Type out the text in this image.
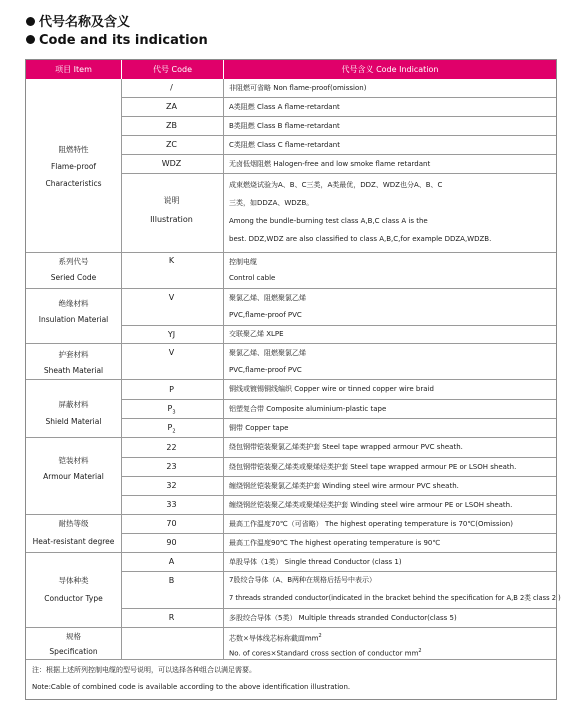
代号名称及含义
Code and its indication
项目 Item	代号 Code	代号含义 Code Indication
阻燃特性
Flame-proof
Characteristics
/	非阻燃可省略 Non flame-proof(omission)
ZA	A类阻燃 Class A flame-retardant
ZB	B类阻燃 Class B flame-retardant
ZC	C类阻燃 Class C flame-retardant
WDZ	无卤低烟阻燃 Halogen-free and low smoke flame retardant
说明
Illustration
成束燃烧试验为A、B、C三类，A类最优，DDZ、WDZ也分A、B、C
三类，如DDZA、WDZB。
Among the bundle-burning test class A,B,C class A is the
best. DDZ,WDZ are also classified to class A,B,C,for example DDZA,WDZB.
系列代号
Seried Code
K	控制电缆
Control cable
绝缘材料
Insulation Material
V	聚氯乙烯、阻燃聚氯乙烯
PVC,flame-proof PVC
YJ	交联聚乙烯 XLPE
护套材料
Sheath Material
V	聚氯乙烯、阻燃聚氯乙烯
PVC,flame-proof PVC
屏蔽材料
Shield Material
P	铜线或镀锡铜线编织 Copper wire or tinned copper wire braid
$P_3$	铝塑复合带 Composite aluminium-plastic tape
$P_2$	铜带 Copper tape
铠装材料
Armour Material
22	绕包钢带铠装聚氯乙烯类护套 Steel tape wrapped armour PVC sheath.
23	绕包钢带铠装聚乙烯类或聚烯烃类护套 Steel tape wrapped armour PE or LSOH sheath.
32	缠绕钢丝铠装聚氯乙烯类护套 Winding steel wire armour PVC sheath.
33	缠绕钢丝铠装聚乙烯类或聚烯烃类护套 Winding steel wire armour PE or LSOH sheath.
耐热等级
Heat-resistant degree
70	最高工作温度70℃（可省略） The highest operating temperature is 70℃(Omission)
90	最高工作温度90℃ The highest operating temperature is 90℃
导体种类
Conductor Type
A	单股导体（1类） Single thread Conductor (class 1)
B	7股绞合导体（A、B两种在规格后括号中表示）
7 threads stranded conductor(indicated in the bracket behind the specification for A,B 2类 class 2 )
R	多股绞合导体（5类） Multiple threads stranded Conductor(class 5)
规格
Specification
芯数×导体线芯标称截面$mm^2$
No. of cores×Standard cross section of conductor $mm^2$
注：根据上述所列控制电缆的型号说明，可以选择各种组合以满足需要。
Note:Cable of combined code is available according to the above identification illustration.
————————
## Task details
Without the pictures, write out all of the material exactly.

## Task solution
Type out the text in this image.
代号名称及含义
Code and its indication
项目 Item	代号 Code	代号含义 Code Indication
阻燃特性
Flame-proof
Characteristics
/	非阻燃可省略 Non flame-proof(omission)
ZA	A类阻燃 Class A flame-retardant
ZB	B类阻燃 Class B flame-retardant
ZC	C类阻燃 Class C flame-retardant
WDZ	无卤低烟阻燃 Halogen-free and low smoke flame retardant
说明
Illustration
成束燃烧试验为A、B、C三类，A类最优，DDZ、WDZ也分A、B、C
三类，如DDZA、WDZB。
Among the bundle-burning test class A,B,C class A is the
best. DDZ,WDZ are also classified to class A,B,C,for example DDZA,WDZB.
系列代号
Seried Code
K	控制电缆
Control cable
绝缘材料
Insulation Material
V	聚氯乙烯、阻燃聚氯乙烯
PVC,flame-proof PVC
YJ	交联聚乙烯 XLPE
护套材料
Sheath Material
V	聚氯乙烯、阻燃聚氯乙烯
PVC,flame-proof PVC
屏蔽材料
Shield Material
P	铜线或镀锡铜线编织 Copper wire or tinned copper wire braid
$P_3$	铝塑复合带 Composite aluminium-plastic tape
$P_2$	铜带 Copper tape
铠装材料
Armour Material
22	绕包钢带铠装聚氯乙烯类护套 Steel tape wrapped armour PVC sheath.
23	绕包钢带铠装聚乙烯类或聚烯烃类护套 Steel tape wrapped armour PE or LSOH sheath.
32	缠绕钢丝铠装聚氯乙烯类护套 Winding steel wire armour PVC sheath.
33	缠绕钢丝铠装聚乙烯类或聚烯烃类护套 Winding steel wire armour PE or LSOH sheath.
耐热等级
Heat-resistant degree
70	最高工作温度70℃（可省略） The highest operating temperature is 70℃(Omission)
90	最高工作温度90℃ The highest operating temperature is 90℃
导体种类
Conductor Type
A	单股导体（1类） Single thread Conductor (class 1)
B	7股绞合导体（A、B两种在规格后括号中表示）
7 threads stranded conductor(indicated in the bracket behind the specification for A,B 2类 class 2 )
R	多股绞合导体（5类） Multiple threads stranded Conductor(class 5)
规格
Specification
芯数×导体线芯标称截面$mm^2$
No. of cores×Standard cross section of conductor $mm^2$
注：根据上述所列控制电缆的型号说明，可以选择各种组合以满足需要。
Note:Cable of combined code is available according to the above identification illustration.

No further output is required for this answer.